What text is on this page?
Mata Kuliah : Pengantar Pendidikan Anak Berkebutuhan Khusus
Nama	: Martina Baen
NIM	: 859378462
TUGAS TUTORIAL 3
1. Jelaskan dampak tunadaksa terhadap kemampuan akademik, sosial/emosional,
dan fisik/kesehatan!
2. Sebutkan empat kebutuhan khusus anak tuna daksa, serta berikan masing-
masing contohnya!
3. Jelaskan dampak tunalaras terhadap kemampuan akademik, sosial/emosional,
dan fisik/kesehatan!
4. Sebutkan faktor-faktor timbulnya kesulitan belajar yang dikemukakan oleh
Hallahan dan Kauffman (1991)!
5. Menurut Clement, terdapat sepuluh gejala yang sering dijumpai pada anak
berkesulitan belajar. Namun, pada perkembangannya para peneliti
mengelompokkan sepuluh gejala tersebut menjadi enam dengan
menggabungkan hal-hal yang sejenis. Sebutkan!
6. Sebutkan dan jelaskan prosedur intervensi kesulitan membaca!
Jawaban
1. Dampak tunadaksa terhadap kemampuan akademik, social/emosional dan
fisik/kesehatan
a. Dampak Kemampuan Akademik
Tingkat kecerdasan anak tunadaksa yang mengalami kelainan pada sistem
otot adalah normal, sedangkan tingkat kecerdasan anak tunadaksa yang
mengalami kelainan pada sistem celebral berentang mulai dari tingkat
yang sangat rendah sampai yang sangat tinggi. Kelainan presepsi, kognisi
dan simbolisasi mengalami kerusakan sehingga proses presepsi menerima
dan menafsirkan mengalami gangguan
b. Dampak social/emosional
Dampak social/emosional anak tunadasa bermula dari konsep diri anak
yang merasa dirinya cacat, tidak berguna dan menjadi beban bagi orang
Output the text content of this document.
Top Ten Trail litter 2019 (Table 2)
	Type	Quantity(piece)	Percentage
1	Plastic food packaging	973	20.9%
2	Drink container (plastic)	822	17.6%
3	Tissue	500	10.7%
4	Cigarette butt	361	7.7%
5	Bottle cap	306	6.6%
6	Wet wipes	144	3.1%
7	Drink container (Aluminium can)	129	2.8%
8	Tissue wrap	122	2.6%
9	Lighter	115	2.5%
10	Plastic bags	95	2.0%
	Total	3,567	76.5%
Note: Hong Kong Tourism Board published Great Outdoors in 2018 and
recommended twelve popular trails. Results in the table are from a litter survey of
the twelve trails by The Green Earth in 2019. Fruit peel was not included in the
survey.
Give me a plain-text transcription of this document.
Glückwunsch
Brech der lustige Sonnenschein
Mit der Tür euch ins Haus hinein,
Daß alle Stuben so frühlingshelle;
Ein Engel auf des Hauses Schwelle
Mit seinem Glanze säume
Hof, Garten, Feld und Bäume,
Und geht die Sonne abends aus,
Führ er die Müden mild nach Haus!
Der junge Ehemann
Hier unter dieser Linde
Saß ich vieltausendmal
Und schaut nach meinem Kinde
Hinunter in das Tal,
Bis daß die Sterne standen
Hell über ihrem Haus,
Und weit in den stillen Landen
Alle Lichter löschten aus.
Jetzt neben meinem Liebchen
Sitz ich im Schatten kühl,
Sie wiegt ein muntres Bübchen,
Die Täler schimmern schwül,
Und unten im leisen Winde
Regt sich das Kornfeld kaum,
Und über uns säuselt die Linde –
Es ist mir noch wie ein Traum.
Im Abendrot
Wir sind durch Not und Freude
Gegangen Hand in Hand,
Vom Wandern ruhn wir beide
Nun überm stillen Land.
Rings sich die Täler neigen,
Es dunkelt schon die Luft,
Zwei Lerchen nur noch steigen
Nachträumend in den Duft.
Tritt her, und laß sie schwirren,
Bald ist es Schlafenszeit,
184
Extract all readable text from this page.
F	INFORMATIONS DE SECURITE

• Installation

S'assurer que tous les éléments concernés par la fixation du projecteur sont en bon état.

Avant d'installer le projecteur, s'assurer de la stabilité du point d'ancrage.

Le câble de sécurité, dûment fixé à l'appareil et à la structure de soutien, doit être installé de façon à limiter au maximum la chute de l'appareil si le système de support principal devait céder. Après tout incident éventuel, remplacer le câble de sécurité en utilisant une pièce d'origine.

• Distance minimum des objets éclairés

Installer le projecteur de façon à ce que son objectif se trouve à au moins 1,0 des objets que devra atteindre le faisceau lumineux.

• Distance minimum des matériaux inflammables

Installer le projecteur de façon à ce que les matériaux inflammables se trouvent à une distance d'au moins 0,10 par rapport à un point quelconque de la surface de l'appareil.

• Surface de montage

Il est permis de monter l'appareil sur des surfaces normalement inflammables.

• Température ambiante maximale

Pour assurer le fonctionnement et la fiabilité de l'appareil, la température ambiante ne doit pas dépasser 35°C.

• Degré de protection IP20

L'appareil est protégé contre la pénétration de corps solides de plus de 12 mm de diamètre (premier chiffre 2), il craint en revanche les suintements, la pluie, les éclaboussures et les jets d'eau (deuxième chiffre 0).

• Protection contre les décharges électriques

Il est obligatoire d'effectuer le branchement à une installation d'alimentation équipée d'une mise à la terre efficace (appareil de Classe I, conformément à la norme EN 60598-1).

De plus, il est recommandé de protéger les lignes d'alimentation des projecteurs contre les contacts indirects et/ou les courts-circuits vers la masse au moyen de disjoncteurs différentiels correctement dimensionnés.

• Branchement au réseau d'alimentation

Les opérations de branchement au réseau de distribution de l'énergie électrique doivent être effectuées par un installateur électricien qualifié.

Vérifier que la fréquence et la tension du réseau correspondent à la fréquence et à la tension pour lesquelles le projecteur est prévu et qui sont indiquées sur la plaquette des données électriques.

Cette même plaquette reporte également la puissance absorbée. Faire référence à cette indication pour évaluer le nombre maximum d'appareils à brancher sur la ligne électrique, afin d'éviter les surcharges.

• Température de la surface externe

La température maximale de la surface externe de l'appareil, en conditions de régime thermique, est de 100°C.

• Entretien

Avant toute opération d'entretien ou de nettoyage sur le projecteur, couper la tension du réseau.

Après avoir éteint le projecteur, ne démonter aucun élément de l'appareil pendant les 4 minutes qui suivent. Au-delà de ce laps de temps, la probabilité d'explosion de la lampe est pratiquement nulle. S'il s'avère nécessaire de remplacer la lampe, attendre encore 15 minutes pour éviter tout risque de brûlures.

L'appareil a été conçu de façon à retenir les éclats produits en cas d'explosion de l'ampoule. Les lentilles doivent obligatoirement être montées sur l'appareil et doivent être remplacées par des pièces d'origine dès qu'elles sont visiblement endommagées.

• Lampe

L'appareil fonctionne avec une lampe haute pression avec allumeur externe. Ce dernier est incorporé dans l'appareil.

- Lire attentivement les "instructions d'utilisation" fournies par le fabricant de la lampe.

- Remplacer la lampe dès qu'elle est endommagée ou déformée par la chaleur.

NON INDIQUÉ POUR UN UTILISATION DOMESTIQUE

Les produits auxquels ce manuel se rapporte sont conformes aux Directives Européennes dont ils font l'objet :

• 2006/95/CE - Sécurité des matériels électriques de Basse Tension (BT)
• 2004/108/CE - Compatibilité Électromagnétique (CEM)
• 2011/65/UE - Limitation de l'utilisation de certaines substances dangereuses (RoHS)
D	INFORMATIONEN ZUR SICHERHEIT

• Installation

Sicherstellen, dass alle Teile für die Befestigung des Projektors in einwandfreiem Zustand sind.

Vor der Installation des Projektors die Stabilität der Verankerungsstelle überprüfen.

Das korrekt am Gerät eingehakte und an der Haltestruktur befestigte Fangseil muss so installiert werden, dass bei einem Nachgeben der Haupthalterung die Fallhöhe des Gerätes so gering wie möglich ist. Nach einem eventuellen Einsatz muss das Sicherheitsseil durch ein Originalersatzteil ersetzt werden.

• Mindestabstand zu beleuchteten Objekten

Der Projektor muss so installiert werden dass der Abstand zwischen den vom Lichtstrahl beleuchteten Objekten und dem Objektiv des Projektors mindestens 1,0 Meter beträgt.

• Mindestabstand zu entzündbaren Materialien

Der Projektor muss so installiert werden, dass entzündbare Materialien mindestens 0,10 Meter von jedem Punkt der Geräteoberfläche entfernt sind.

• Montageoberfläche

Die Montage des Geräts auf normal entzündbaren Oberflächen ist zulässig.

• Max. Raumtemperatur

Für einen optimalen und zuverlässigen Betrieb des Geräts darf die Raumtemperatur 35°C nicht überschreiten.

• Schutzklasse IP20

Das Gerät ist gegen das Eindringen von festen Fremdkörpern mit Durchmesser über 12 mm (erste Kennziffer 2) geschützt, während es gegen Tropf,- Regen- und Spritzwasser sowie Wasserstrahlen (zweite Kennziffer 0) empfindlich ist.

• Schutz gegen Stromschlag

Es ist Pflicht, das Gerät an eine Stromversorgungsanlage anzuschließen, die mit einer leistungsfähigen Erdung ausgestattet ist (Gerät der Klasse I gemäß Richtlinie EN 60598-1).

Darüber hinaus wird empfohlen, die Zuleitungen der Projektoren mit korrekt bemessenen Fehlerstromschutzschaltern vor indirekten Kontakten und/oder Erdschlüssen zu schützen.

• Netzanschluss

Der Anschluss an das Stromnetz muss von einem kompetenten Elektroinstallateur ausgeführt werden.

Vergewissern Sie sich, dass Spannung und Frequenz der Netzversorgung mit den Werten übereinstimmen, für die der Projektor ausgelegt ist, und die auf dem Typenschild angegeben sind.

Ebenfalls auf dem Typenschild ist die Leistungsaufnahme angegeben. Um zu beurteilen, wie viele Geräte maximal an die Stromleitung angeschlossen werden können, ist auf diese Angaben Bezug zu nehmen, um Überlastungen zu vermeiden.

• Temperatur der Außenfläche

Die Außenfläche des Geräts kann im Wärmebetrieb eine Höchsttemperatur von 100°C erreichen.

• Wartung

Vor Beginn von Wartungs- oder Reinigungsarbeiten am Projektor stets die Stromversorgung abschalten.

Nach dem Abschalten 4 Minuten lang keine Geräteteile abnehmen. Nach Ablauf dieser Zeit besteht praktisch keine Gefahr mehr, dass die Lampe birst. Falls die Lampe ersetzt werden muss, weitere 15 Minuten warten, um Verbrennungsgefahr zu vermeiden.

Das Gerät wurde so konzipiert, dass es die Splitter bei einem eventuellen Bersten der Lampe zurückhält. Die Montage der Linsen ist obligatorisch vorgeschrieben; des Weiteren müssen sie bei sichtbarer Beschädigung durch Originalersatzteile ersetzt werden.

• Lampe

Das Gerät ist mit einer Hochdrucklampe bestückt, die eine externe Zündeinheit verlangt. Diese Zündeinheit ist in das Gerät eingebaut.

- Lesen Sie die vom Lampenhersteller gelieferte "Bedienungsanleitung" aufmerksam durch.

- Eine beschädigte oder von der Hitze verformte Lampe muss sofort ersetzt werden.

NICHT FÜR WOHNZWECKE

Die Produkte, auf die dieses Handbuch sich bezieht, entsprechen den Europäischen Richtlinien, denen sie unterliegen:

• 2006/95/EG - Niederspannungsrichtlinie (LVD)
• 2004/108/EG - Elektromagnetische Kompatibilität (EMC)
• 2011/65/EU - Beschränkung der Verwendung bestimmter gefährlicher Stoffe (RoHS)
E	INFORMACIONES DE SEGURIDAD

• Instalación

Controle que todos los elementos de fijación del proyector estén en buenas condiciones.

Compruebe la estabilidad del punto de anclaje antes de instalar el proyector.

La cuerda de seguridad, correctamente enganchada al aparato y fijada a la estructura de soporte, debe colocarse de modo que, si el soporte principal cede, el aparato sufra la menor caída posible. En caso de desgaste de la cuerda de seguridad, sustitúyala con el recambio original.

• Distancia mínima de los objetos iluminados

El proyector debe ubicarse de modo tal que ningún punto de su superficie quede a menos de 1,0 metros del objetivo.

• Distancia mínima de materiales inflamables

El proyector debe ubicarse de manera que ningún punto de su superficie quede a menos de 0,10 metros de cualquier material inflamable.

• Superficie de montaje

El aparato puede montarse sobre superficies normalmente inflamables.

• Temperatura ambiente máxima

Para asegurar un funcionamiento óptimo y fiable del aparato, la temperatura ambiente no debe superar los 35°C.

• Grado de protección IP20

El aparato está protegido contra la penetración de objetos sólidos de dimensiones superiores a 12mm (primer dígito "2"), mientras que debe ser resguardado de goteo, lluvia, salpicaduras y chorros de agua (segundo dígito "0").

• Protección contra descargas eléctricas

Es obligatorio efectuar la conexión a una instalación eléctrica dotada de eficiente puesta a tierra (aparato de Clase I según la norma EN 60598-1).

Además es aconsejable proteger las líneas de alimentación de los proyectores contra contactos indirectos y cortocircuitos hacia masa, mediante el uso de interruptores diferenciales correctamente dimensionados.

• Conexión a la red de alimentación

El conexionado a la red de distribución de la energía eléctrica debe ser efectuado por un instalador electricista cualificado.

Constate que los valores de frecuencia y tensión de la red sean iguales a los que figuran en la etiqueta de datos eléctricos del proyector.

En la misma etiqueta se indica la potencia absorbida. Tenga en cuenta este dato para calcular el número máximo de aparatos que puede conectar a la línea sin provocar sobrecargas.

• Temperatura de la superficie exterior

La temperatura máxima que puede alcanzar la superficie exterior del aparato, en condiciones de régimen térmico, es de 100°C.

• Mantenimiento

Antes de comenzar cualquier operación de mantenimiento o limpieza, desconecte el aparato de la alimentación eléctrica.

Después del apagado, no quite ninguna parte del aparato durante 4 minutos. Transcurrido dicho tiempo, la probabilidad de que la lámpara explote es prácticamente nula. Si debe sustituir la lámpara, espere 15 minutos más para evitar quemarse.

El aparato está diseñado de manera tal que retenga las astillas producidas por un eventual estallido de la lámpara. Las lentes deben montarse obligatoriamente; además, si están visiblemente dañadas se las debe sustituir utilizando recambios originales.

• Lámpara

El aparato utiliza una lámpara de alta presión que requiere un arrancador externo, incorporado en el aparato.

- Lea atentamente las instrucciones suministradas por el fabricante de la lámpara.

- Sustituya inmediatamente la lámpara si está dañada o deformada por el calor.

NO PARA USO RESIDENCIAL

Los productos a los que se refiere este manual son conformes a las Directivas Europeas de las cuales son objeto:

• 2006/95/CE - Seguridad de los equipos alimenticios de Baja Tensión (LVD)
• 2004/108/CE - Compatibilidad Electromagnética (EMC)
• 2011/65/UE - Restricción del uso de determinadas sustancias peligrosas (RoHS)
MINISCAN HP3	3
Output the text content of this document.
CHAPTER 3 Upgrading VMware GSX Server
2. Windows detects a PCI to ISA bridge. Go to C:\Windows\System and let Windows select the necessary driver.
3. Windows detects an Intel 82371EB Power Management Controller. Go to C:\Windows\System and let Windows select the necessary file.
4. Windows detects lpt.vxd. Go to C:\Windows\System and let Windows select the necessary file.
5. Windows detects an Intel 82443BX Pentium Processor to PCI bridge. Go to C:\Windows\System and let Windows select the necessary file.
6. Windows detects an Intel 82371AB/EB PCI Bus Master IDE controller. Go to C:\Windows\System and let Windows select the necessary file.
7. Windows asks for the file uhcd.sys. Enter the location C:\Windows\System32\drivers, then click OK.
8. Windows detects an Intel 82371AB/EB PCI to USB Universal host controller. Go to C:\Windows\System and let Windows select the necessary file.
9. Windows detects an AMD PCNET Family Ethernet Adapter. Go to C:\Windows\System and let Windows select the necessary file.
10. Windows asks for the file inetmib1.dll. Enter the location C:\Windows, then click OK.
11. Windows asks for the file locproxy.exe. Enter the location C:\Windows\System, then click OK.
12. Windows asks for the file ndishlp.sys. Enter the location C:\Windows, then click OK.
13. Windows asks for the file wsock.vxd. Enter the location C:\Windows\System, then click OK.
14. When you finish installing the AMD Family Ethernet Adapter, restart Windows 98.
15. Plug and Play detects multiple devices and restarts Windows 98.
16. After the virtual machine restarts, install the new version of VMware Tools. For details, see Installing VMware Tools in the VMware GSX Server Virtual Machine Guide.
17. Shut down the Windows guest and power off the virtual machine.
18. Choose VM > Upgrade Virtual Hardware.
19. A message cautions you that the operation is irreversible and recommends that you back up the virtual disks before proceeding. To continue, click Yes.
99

▬▬▬▬▬▬

GOAL:
State the number of lines in this listing that contain the string "principal", and add nothing else.

OUTPUT:
2